## [Record excerpts]
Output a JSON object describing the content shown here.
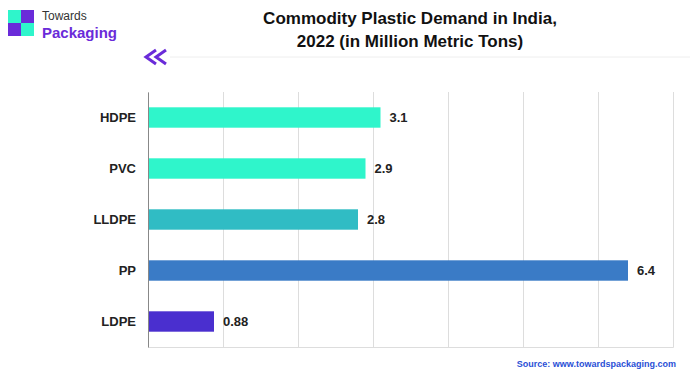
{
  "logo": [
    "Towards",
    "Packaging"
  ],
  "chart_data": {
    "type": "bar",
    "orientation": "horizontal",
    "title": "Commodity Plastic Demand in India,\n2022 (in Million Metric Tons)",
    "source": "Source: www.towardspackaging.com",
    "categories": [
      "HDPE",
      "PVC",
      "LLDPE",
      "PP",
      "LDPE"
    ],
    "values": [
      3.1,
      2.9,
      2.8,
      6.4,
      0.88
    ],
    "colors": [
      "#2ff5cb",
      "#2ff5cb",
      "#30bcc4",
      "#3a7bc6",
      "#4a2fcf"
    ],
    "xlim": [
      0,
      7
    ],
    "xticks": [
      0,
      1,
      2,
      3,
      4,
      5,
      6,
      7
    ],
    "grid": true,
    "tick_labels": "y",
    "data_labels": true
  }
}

## [Written problem]
Transcribe all of the material exactly, leaving out whatever pictures it contains.

## [Exercise solution]
Output a JSON object describing the content shown here.
{
  "logo": [
    "Towards",
    "Packaging"
  ],
  "chart_data": {
    "type": "bar",
    "orientation": "horizontal",
    "title": "Commodity Plastic Demand in India,\n2022 (in Million Metric Tons)",
    "source": "Source: www.towardspackaging.com",
    "categories": [
      "HDPE",
      "PVC",
      "LLDPE",
      "PP",
      "LDPE"
    ],
    "values": [
      3.1,
      2.9,
      2.8,
      6.4,
      0.88
    ],
    "colors": [
      "#2ff5cb",
      "#2ff5cb",
      "#30bcc4",
      "#3a7bc6",
      "#4a2fcf"
    ],
    "xlim": [
      0,
      7
    ],
    "xticks": [
      0,
      1,
      2,
      3,
      4,
      5,
      6,
      7
    ],
    "grid": true,
    "tick_labels": "y",
    "data_labels": true
  }
}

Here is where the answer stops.